Stored data entries:
+-------+

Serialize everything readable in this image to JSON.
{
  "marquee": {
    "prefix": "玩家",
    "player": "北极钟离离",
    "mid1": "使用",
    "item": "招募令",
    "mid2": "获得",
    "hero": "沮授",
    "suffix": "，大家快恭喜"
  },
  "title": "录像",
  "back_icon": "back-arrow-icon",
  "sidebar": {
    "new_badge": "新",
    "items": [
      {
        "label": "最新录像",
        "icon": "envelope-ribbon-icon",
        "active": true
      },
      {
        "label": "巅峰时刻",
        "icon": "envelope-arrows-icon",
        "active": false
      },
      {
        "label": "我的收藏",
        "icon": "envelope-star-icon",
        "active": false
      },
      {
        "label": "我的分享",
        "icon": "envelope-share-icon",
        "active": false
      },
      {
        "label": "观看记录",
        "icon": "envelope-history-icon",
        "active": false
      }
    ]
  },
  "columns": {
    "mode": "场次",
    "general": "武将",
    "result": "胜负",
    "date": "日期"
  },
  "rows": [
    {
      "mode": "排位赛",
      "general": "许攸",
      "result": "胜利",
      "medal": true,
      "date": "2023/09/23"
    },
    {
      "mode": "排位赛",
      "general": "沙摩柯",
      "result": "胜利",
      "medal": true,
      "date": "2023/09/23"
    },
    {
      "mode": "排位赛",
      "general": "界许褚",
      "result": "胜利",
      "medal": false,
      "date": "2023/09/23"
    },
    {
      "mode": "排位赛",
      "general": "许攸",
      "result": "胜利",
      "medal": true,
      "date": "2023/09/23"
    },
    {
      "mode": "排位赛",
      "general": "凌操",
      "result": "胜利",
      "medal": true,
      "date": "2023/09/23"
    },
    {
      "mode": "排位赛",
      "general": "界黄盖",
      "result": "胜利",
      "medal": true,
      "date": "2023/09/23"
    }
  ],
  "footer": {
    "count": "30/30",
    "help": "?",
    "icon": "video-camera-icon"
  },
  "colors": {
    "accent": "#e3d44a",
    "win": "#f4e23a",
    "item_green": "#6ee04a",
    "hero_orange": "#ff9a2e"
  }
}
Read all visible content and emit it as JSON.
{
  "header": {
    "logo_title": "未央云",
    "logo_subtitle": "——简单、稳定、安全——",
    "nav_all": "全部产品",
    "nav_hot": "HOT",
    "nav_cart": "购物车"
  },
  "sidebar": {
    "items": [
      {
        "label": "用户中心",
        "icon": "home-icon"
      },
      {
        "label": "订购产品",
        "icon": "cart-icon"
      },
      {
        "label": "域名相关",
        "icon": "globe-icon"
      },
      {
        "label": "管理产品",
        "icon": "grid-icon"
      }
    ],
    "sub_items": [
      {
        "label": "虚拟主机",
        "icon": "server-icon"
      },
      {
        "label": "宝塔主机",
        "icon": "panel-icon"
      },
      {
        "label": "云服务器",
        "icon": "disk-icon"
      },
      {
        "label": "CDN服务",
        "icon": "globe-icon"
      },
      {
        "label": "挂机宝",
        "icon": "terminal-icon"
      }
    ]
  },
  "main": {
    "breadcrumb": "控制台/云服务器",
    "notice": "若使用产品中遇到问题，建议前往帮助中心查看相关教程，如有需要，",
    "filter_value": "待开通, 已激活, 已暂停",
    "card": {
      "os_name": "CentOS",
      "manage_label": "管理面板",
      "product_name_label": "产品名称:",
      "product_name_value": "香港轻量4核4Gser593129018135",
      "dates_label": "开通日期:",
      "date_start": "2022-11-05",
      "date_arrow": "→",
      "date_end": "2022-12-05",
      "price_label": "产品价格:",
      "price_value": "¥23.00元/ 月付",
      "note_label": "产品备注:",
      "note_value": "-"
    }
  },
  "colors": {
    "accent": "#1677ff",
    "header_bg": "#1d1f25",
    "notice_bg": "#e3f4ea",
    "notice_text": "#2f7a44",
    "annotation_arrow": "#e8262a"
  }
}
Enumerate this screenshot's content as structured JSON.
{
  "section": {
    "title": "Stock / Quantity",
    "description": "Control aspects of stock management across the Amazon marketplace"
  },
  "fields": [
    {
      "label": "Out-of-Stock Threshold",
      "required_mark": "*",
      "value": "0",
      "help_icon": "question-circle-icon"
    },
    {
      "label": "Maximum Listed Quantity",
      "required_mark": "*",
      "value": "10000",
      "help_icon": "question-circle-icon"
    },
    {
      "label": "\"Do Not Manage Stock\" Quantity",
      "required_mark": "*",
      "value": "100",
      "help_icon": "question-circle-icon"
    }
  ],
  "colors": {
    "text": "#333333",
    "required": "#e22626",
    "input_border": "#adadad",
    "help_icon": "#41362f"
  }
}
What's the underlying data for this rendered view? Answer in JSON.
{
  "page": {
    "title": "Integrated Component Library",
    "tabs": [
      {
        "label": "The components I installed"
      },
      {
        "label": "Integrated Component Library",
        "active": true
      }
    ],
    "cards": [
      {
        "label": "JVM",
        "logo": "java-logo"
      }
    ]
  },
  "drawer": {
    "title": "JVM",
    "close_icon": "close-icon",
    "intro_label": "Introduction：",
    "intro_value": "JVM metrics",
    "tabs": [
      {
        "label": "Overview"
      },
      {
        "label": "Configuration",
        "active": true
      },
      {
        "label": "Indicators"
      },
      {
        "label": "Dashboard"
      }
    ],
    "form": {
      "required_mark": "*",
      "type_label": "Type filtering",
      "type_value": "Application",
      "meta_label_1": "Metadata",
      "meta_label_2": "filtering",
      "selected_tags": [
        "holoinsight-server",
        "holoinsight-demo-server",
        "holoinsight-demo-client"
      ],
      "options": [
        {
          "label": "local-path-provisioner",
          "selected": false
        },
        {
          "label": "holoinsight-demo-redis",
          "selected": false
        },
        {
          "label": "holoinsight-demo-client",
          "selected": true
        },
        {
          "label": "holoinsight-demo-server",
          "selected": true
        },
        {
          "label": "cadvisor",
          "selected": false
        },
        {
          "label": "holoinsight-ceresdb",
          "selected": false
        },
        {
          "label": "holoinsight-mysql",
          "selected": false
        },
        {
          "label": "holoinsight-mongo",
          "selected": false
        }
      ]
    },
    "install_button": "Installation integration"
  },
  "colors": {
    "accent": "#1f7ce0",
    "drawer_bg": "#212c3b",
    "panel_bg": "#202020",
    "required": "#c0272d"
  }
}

+-------+

= Exercise task =
From the first line to the last, please quote the material above exactly.

= Answer for the task =
Serialize everything readable in this image to JSON.
{
  "marquee": {
    "prefix": "玩家",
    "player": "北极钟离离",
    "mid1": "使用",
    "item": "招募令",
    "mid2": "获得",
    "hero": "沮授",
    "suffix": "，大家快恭喜"
  },
  "title": "录像",
  "back_icon": "back-arrow-icon",
  "sidebar": {
    "new_badge": "新",
    "items": [
      {
        "label": "最新录像",
        "icon": "envelope-ribbon-icon",
        "active": true
      },
      {
        "label": "巅峰时刻",
        "icon": "envelope-arrows-icon",
        "active": false
      },
      {
        "label": "我的收藏",
        "icon": "envelope-star-icon",
        "active": false
      },
      {
        "label": "我的分享",
        "icon": "envelope-share-icon",
        "active": false
      },
      {
        "label": "观看记录",
        "icon": "envelope-history-icon",
        "active": false
      }
    ]
  },
  "columns": {
    "mode": "场次",
    "general": "武将",
    "result": "胜负",
    "date": "日期"
  },
  "rows": [
    {
      "mode": "排位赛",
      "general": "许攸",
      "result": "胜利",
      "medal": true,
      "date": "2023/09/23"
    },
    {
      "mode": "排位赛",
      "general": "沙摩柯",
      "result": "胜利",
      "medal": true,
      "date": "2023/09/23"
    },
    {
      "mode": "排位赛",
      "general": "界许褚",
      "result": "胜利",
      "medal": false,
      "date": "2023/09/23"
    },
    {
      "mode": "排位赛",
      "general": "许攸",
      "result": "胜利",
      "medal": true,
      "date": "2023/09/23"
    },
    {
      "mode": "排位赛",
      "general": "凌操",
      "result": "胜利",
      "medal": true,
      "date": "2023/09/23"
    },
    {
      "mode": "排位赛",
      "general": "界黄盖",
      "result": "胜利",
      "medal": true,
      "date": "2023/09/23"
    }
  ],
  "footer": {
    "count": "30/30",
    "help": "?",
    "icon": "video-camera-icon"
  },
  "colors": {
    "accent": "#e3d44a",
    "win": "#f4e23a",
    "item_green": "#6ee04a",
    "hero_orange": "#ff9a2e"
  }
}
Read all visible content and emit it as JSON.
{
  "header": {
    "logo_title": "未央云",
    "logo_subtitle": "——简单、稳定、安全——",
    "nav_all": "全部产品",
    "nav_hot": "HOT",
    "nav_cart": "购物车"
  },
  "sidebar": {
    "items": [
      {
        "label": "用户中心",
        "icon": "home-icon"
      },
      {
        "label": "订购产品",
        "icon": "cart-icon"
      },
      {
        "label": "域名相关",
        "icon": "globe-icon"
      },
      {
        "label": "管理产品",
        "icon": "grid-icon"
      }
    ],
    "sub_items": [
      {
        "label": "虚拟主机",
        "icon": "server-icon"
      },
      {
        "label": "宝塔主机",
        "icon": "panel-icon"
      },
      {
        "label": "云服务器",
        "icon": "disk-icon"
      },
      {
        "label": "CDN服务",
        "icon": "globe-icon"
      },
      {
        "label": "挂机宝",
        "icon": "terminal-icon"
      }
    ]
  },
  "main": {
    "breadcrumb": "控制台/云服务器",
    "notice": "若使用产品中遇到问题，建议前往帮助中心查看相关教程，如有需要，",
    "filter_value": "待开通, 已激活, 已暂停",
    "card": {
      "os_name": "CentOS",
      "manage_label": "管理面板",
      "product_name_label": "产品名称:",
      "product_name_value": "香港轻量4核4Gser593129018135",
      "dates_label": "开通日期:",
      "date_start": "2022-11-05",
      "date_arrow": "→",
      "date_end": "2022-12-05",
      "price_label": "产品价格:",
      "price_value": "¥23.00元/ 月付",
      "note_label": "产品备注:",
      "note_value": "-"
    }
  },
  "colors": {
    "accent": "#1677ff",
    "header_bg": "#1d1f25",
    "notice_bg": "#e3f4ea",
    "notice_text": "#2f7a44",
    "annotation_arrow": "#e8262a"
  }
}
Enumerate this screenshot's content as structured JSON.
{
  "section": {
    "title": "Stock / Quantity",
    "description": "Control aspects of stock management across the Amazon marketplace"
  },
  "fields": [
    {
      "label": "Out-of-Stock Threshold",
      "required_mark": "*",
      "value": "0",
      "help_icon": "question-circle-icon"
    },
    {
      "label": "Maximum Listed Quantity",
      "required_mark": "*",
      "value": "10000",
      "help_icon": "question-circle-icon"
    },
    {
      "label": "\"Do Not Manage Stock\" Quantity",
      "required_mark": "*",
      "value": "100",
      "help_icon": "question-circle-icon"
    }
  ],
  "colors": {
    "text": "#333333",
    "required": "#e22626",
    "input_border": "#adadad",
    "help_icon": "#41362f"
  }
}
What's the underlying data for this rendered view? Answer in JSON.
{
  "page": {
    "title": "Integrated Component Library",
    "tabs": [
      {
        "label": "The components I installed"
      },
      {
        "label": "Integrated Component Library",
        "active": true
      }
    ],
    "cards": [
      {
        "label": "JVM",
        "logo": "java-logo"
      }
    ]
  },
  "drawer": {
    "title": "JVM",
    "close_icon": "close-icon",
    "intro_label": "Introduction：",
    "intro_value": "JVM metrics",
    "tabs": [
      {
        "label": "Overview"
      },
      {
        "label": "Configuration",
        "active": true
      },
      {
        "label": "Indicators"
      },
      {
        "label": "Dashboard"
      }
    ],
    "form": {
      "required_mark": "*",
      "type_label": "Type filtering",
      "type_value": "Application",
      "meta_label_1": "Metadata",
      "meta_label_2": "filtering",
      "selected_tags": [
        "holoinsight-server",
        "holoinsight-demo-server",
        "holoinsight-demo-client"
      ],
      "options": [
        {
          "label": "local-path-provisioner",
          "selected": false
        },
        {
          "label": "holoinsight-demo-redis",
          "selected": false
        },
        {
          "label": "holoinsight-demo-client",
          "selected": true
        },
        {
          "label": "holoinsight-demo-server",
          "selected": true
        },
        {
          "label": "cadvisor",
          "selected": false
        },
        {
          "label": "holoinsight-ceresdb",
          "selected": false
        },
        {
          "label": "holoinsight-mysql",
          "selected": false
        },
        {
          "label": "holoinsight-mongo",
          "selected": false
        }
      ]
    },
    "install_button": "Installation integration"
  },
  "colors": {
    "accent": "#1f7ce0",
    "drawer_bg": "#212c3b",
    "panel_bg": "#202020",
    "required": "#c0272d"
  }
}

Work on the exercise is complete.